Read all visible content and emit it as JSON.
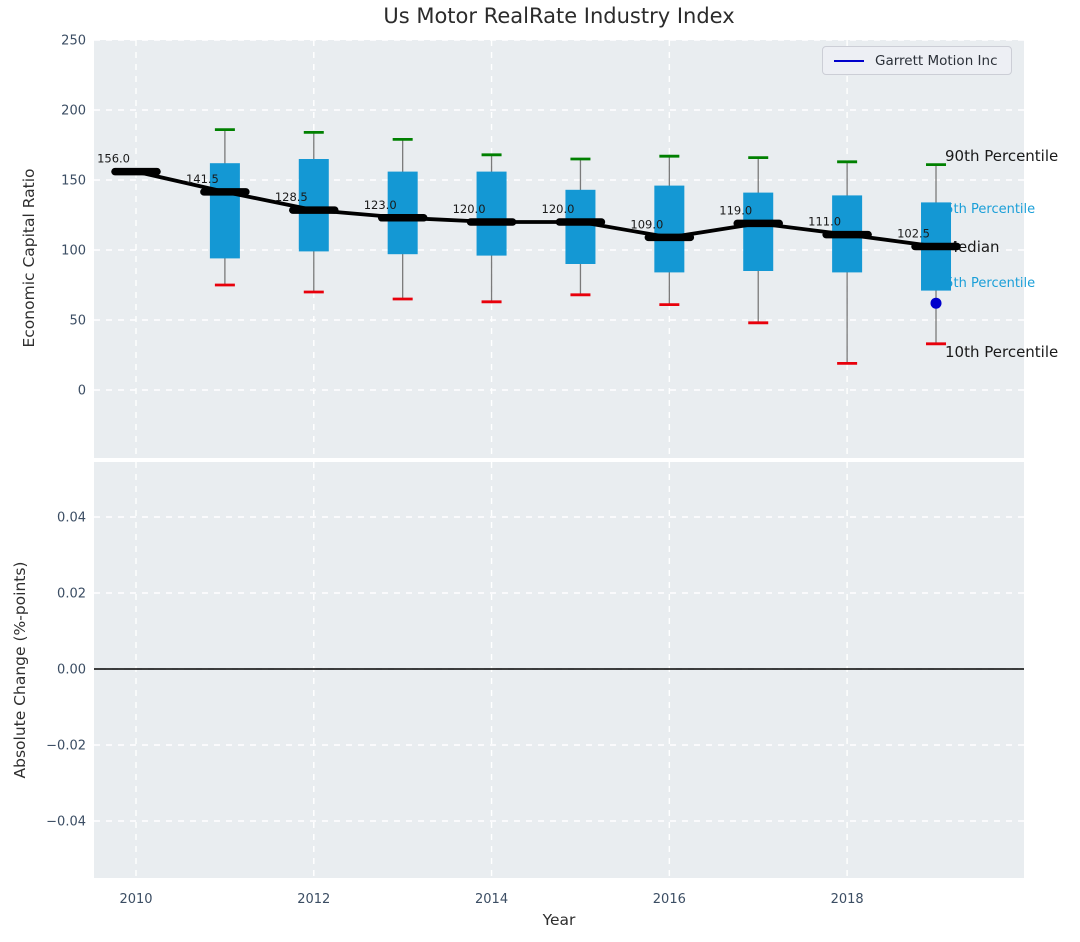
{
  "title": "Us Motor RealRate Industry Index",
  "legend": {
    "label": "Garrett Motion Inc",
    "line_color": "#0000cc"
  },
  "colors": {
    "plot_background": "#e9edf0",
    "grid": "#ffffff",
    "box_fill": "#1498d4",
    "whisker": "#7a7a7a",
    "cap_high": "#008000",
    "cap_low": "#e8000b",
    "median": "#000000",
    "company_marker": "#0000cc",
    "tick_label": "#3b4d63",
    "axis_label": "#2e2e2e",
    "annotation_accent": "#1b9fd8",
    "annotation_dark": "#1a1a1a"
  },
  "chart_data": [
    {
      "type": "boxplot",
      "title": "Us Motor RealRate Industry Index",
      "ylabel": "Economic Capital Ratio",
      "xlabel": "",
      "x": [
        2010,
        2011,
        2012,
        2013,
        2014,
        2015,
        2016,
        2017,
        2018,
        2019
      ],
      "series": [
        {
          "name": "90th Percentile",
          "values": [
            156,
            186,
            184,
            179,
            168,
            165,
            167,
            166,
            163,
            161
          ]
        },
        {
          "name": "75th Percentile",
          "values": [
            156,
            162,
            165,
            156,
            156,
            143,
            146,
            141,
            139,
            134
          ]
        },
        {
          "name": "Median",
          "values": [
            156,
            141.5,
            128.5,
            123,
            120,
            120,
            109,
            119,
            111,
            102.5
          ]
        },
        {
          "name": "25th Percentile",
          "values": [
            156,
            94,
            99,
            97,
            96,
            90,
            84,
            85,
            84,
            71
          ]
        },
        {
          "name": "10th Percentile",
          "values": [
            156,
            75,
            70,
            65,
            63,
            68,
            61,
            48,
            19,
            33
          ]
        },
        {
          "name": "Garrett Motion Inc",
          "values": [
            null,
            null,
            null,
            null,
            null,
            null,
            null,
            null,
            null,
            62
          ]
        }
      ],
      "median_labels": [
        "156.0",
        "141.5",
        "128.5",
        "123.0",
        "120.0",
        "120.0",
        "109.0",
        "119.0",
        "111.0",
        "102.5"
      ],
      "annotations": [
        {
          "label": "90th Percentile",
          "style": "dark"
        },
        {
          "label": "75th Percentile",
          "style": "accent"
        },
        {
          "label": "Median",
          "style": "dark"
        },
        {
          "label": "25th Percentile",
          "style": "accent"
        },
        {
          "label": "10th Percentile",
          "style": "dark"
        }
      ],
      "ylim": [
        -48.5,
        250
      ],
      "ytick_values": [
        250,
        200,
        150,
        100,
        50,
        0
      ],
      "ytick_labels": [
        "250",
        "200",
        "150",
        "100",
        "50",
        "0"
      ],
      "grid": true,
      "legend_position": "upper right"
    },
    {
      "type": "line",
      "ylabel": "Absolute Change (%-points)",
      "xlabel": "Year",
      "x": [],
      "series": [],
      "zero_line": 0.0,
      "ylim": [
        -0.055,
        0.0545
      ],
      "ytick_values": [
        0.04,
        0.02,
        0,
        -0.02,
        -0.04
      ],
      "ytick_labels": [
        "0.04",
        "0.02",
        "0.00",
        "−0.02",
        "−0.04"
      ],
      "xtick_values": [
        2010,
        2012,
        2014,
        2016,
        2018
      ],
      "xtick_labels": [
        "2010",
        "2012",
        "2014",
        "2016",
        "2018"
      ],
      "grid": true
    }
  ]
}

------------------------------------------------

PROBLEM:
Skipping the pictures, transcribe each line above exactly as it appears.

RESPONSE TO THIS EXERCISE:
Read all visible content and emit it as JSON.
{
  "title": "Us Motor RealRate Industry Index",
  "legend": {
    "label": "Garrett Motion Inc",
    "line_color": "#0000cc"
  },
  "colors": {
    "plot_background": "#e9edf0",
    "grid": "#ffffff",
    "box_fill": "#1498d4",
    "whisker": "#7a7a7a",
    "cap_high": "#008000",
    "cap_low": "#e8000b",
    "median": "#000000",
    "company_marker": "#0000cc",
    "tick_label": "#3b4d63",
    "axis_label": "#2e2e2e",
    "annotation_accent": "#1b9fd8",
    "annotation_dark": "#1a1a1a"
  },
  "chart_data": [
    {
      "type": "boxplot",
      "title": "Us Motor RealRate Industry Index",
      "ylabel": "Economic Capital Ratio",
      "xlabel": "",
      "x": [
        2010,
        2011,
        2012,
        2013,
        2014,
        2015,
        2016,
        2017,
        2018,
        2019
      ],
      "series": [
        {
          "name": "90th Percentile",
          "values": [
            156,
            186,
            184,
            179,
            168,
            165,
            167,
            166,
            163,
            161
          ]
        },
        {
          "name": "75th Percentile",
          "values": [
            156,
            162,
            165,
            156,
            156,
            143,
            146,
            141,
            139,
            134
          ]
        },
        {
          "name": "Median",
          "values": [
            156,
            141.5,
            128.5,
            123,
            120,
            120,
            109,
            119,
            111,
            102.5
          ]
        },
        {
          "name": "25th Percentile",
          "values": [
            156,
            94,
            99,
            97,
            96,
            90,
            84,
            85,
            84,
            71
          ]
        },
        {
          "name": "10th Percentile",
          "values": [
            156,
            75,
            70,
            65,
            63,
            68,
            61,
            48,
            19,
            33
          ]
        },
        {
          "name": "Garrett Motion Inc",
          "values": [
            null,
            null,
            null,
            null,
            null,
            null,
            null,
            null,
            null,
            62
          ]
        }
      ],
      "median_labels": [
        "156.0",
        "141.5",
        "128.5",
        "123.0",
        "120.0",
        "120.0",
        "109.0",
        "119.0",
        "111.0",
        "102.5"
      ],
      "annotations": [
        {
          "label": "90th Percentile",
          "style": "dark"
        },
        {
          "label": "75th Percentile",
          "style": "accent"
        },
        {
          "label": "Median",
          "style": "dark"
        },
        {
          "label": "25th Percentile",
          "style": "accent"
        },
        {
          "label": "10th Percentile",
          "style": "dark"
        }
      ],
      "ylim": [
        -48.5,
        250
      ],
      "ytick_values": [
        250,
        200,
        150,
        100,
        50,
        0
      ],
      "ytick_labels": [
        "250",
        "200",
        "150",
        "100",
        "50",
        "0"
      ],
      "grid": true,
      "legend_position": "upper right"
    },
    {
      "type": "line",
      "ylabel": "Absolute Change (%-points)",
      "xlabel": "Year",
      "x": [],
      "series": [],
      "zero_line": 0.0,
      "ylim": [
        -0.055,
        0.0545
      ],
      "ytick_values": [
        0.04,
        0.02,
        0,
        -0.02,
        -0.04
      ],
      "ytick_labels": [
        "0.04",
        "0.02",
        "0.00",
        "−0.02",
        "−0.04"
      ],
      "xtick_values": [
        2010,
        2012,
        2014,
        2016,
        2018
      ],
      "xtick_labels": [
        "2010",
        "2012",
        "2014",
        "2016",
        "2018"
      ],
      "grid": true
    }
  ]
}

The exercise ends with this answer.